What follows is a listing to be transcribed exactly.

######

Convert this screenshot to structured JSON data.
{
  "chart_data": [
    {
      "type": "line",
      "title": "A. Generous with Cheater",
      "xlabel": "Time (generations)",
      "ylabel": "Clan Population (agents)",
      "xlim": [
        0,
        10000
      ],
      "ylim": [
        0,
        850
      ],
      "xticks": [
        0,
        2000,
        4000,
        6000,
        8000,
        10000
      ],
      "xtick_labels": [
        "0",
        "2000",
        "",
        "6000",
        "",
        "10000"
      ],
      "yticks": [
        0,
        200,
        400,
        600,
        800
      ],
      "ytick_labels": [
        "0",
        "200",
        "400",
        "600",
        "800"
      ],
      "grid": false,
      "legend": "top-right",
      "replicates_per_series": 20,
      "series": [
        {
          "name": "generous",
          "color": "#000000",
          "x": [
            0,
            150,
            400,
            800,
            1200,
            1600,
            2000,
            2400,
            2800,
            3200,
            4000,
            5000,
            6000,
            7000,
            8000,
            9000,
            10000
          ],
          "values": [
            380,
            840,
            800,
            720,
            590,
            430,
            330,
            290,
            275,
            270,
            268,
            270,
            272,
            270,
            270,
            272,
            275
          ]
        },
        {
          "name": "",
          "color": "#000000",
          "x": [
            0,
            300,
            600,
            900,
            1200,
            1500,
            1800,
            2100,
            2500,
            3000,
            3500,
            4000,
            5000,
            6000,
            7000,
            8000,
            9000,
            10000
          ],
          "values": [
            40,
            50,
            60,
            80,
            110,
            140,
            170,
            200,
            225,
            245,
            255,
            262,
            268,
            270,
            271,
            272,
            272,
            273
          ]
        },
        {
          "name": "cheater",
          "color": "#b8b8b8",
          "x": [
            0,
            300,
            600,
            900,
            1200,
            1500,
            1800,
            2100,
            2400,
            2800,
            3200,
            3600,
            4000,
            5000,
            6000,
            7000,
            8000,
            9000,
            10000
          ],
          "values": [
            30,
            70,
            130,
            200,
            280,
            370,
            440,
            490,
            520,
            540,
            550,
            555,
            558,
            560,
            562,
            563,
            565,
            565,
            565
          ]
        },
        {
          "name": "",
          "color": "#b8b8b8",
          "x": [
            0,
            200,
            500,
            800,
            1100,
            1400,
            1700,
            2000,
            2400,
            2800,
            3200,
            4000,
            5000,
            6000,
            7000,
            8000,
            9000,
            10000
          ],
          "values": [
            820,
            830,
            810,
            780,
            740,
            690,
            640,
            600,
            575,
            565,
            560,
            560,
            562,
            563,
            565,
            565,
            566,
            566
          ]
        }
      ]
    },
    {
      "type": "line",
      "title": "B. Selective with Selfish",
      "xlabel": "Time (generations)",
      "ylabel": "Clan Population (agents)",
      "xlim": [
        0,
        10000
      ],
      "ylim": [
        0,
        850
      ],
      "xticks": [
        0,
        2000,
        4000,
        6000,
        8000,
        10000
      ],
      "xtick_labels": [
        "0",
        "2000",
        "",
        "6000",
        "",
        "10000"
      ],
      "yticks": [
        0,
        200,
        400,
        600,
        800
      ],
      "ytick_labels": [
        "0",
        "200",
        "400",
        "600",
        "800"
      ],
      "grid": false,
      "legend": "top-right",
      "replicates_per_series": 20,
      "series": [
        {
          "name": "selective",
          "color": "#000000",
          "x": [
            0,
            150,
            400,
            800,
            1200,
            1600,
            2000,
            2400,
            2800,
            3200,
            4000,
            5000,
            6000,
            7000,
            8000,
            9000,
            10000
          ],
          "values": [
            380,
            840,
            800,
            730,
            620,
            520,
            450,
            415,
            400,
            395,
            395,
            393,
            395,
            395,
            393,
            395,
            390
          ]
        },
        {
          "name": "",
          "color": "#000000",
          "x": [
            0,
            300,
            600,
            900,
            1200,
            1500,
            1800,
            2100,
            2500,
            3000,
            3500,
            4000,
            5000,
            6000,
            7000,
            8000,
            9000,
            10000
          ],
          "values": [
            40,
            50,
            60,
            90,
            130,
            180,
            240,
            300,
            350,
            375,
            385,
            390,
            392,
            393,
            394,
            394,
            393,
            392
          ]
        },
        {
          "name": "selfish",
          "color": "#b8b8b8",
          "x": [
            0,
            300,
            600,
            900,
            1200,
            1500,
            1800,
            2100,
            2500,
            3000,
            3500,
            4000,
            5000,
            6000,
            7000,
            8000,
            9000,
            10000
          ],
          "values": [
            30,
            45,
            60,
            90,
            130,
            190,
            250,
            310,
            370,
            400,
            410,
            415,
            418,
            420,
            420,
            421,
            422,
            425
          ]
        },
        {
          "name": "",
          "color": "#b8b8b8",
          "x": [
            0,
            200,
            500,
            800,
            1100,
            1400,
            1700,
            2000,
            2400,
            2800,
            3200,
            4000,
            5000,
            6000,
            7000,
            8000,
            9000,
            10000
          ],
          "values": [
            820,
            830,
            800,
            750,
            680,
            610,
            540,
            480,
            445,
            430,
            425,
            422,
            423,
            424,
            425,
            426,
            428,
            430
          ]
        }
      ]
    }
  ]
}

######

ANSWER TO THIS PROBLEM:
Convert this screenshot to structured JSON data.
{
  "chart_data": [
    {
      "type": "line",
      "title": "A. Generous with Cheater",
      "xlabel": "Time (generations)",
      "ylabel": "Clan Population (agents)",
      "xlim": [
        0,
        10000
      ],
      "ylim": [
        0,
        850
      ],
      "xticks": [
        0,
        2000,
        4000,
        6000,
        8000,
        10000
      ],
      "xtick_labels": [
        "0",
        "2000",
        "",
        "6000",
        "",
        "10000"
      ],
      "yticks": [
        0,
        200,
        400,
        600,
        800
      ],
      "ytick_labels": [
        "0",
        "200",
        "400",
        "600",
        "800"
      ],
      "grid": false,
      "legend": "top-right",
      "replicates_per_series": 20,
      "series": [
        {
          "name": "generous",
          "color": "#000000",
          "x": [
            0,
            150,
            400,
            800,
            1200,
            1600,
            2000,
            2400,
            2800,
            3200,
            4000,
            5000,
            6000,
            7000,
            8000,
            9000,
            10000
          ],
          "values": [
            380,
            840,
            800,
            720,
            590,
            430,
            330,
            290,
            275,
            270,
            268,
            270,
            272,
            270,
            270,
            272,
            275
          ]
        },
        {
          "name": "",
          "color": "#000000",
          "x": [
            0,
            300,
            600,
            900,
            1200,
            1500,
            1800,
            2100,
            2500,
            3000,
            3500,
            4000,
            5000,
            6000,
            7000,
            8000,
            9000,
            10000
          ],
          "values": [
            40,
            50,
            60,
            80,
            110,
            140,
            170,
            200,
            225,
            245,
            255,
            262,
            268,
            270,
            271,
            272,
            272,
            273
          ]
        },
        {
          "name": "cheater",
          "color": "#b8b8b8",
          "x": [
            0,
            300,
            600,
            900,
            1200,
            1500,
            1800,
            2100,
            2400,
            2800,
            3200,
            3600,
            4000,
            5000,
            6000,
            7000,
            8000,
            9000,
            10000
          ],
          "values": [
            30,
            70,
            130,
            200,
            280,
            370,
            440,
            490,
            520,
            540,
            550,
            555,
            558,
            560,
            562,
            563,
            565,
            565,
            565
          ]
        },
        {
          "name": "",
          "color": "#b8b8b8",
          "x": [
            0,
            200,
            500,
            800,
            1100,
            1400,
            1700,
            2000,
            2400,
            2800,
            3200,
            4000,
            5000,
            6000,
            7000,
            8000,
            9000,
            10000
          ],
          "values": [
            820,
            830,
            810,
            780,
            740,
            690,
            640,
            600,
            575,
            565,
            560,
            560,
            562,
            563,
            565,
            565,
            566,
            566
          ]
        }
      ]
    },
    {
      "type": "line",
      "title": "B. Selective with Selfish",
      "xlabel": "Time (generations)",
      "ylabel": "Clan Population (agents)",
      "xlim": [
        0,
        10000
      ],
      "ylim": [
        0,
        850
      ],
      "xticks": [
        0,
        2000,
        4000,
        6000,
        8000,
        10000
      ],
      "xtick_labels": [
        "0",
        "2000",
        "",
        "6000",
        "",
        "10000"
      ],
      "yticks": [
        0,
        200,
        400,
        600,
        800
      ],
      "ytick_labels": [
        "0",
        "200",
        "400",
        "600",
        "800"
      ],
      "grid": false,
      "legend": "top-right",
      "replicates_per_series": 20,
      "series": [
        {
          "name": "selective",
          "color": "#000000",
          "x": [
            0,
            150,
            400,
            800,
            1200,
            1600,
            2000,
            2400,
            2800,
            3200,
            4000,
            5000,
            6000,
            7000,
            8000,
            9000,
            10000
          ],
          "values": [
            380,
            840,
            800,
            730,
            620,
            520,
            450,
            415,
            400,
            395,
            395,
            393,
            395,
            395,
            393,
            395,
            390
          ]
        },
        {
          "name": "",
          "color": "#000000",
          "x": [
            0,
            300,
            600,
            900,
            1200,
            1500,
            1800,
            2100,
            2500,
            3000,
            3500,
            4000,
            5000,
            6000,
            7000,
            8000,
            9000,
            10000
          ],
          "values": [
            40,
            50,
            60,
            90,
            130,
            180,
            240,
            300,
            350,
            375,
            385,
            390,
            392,
            393,
            394,
            394,
            393,
            392
          ]
        },
        {
          "name": "selfish",
          "color": "#b8b8b8",
          "x": [
            0,
            300,
            600,
            900,
            1200,
            1500,
            1800,
            2100,
            2500,
            3000,
            3500,
            4000,
            5000,
            6000,
            7000,
            8000,
            9000,
            10000
          ],
          "values": [
            30,
            45,
            60,
            90,
            130,
            190,
            250,
            310,
            370,
            400,
            410,
            415,
            418,
            420,
            420,
            421,
            422,
            425
          ]
        },
        {
          "name": "",
          "color": "#b8b8b8",
          "x": [
            0,
            200,
            500,
            800,
            1100,
            1400,
            1700,
            2000,
            2400,
            2800,
            3200,
            4000,
            5000,
            6000,
            7000,
            8000,
            9000,
            10000
          ],
          "values": [
            820,
            830,
            800,
            750,
            680,
            610,
            540,
            480,
            445,
            430,
            425,
            422,
            423,
            424,
            425,
            426,
            428,
            430
          ]
        }
      ]
    }
  ]
}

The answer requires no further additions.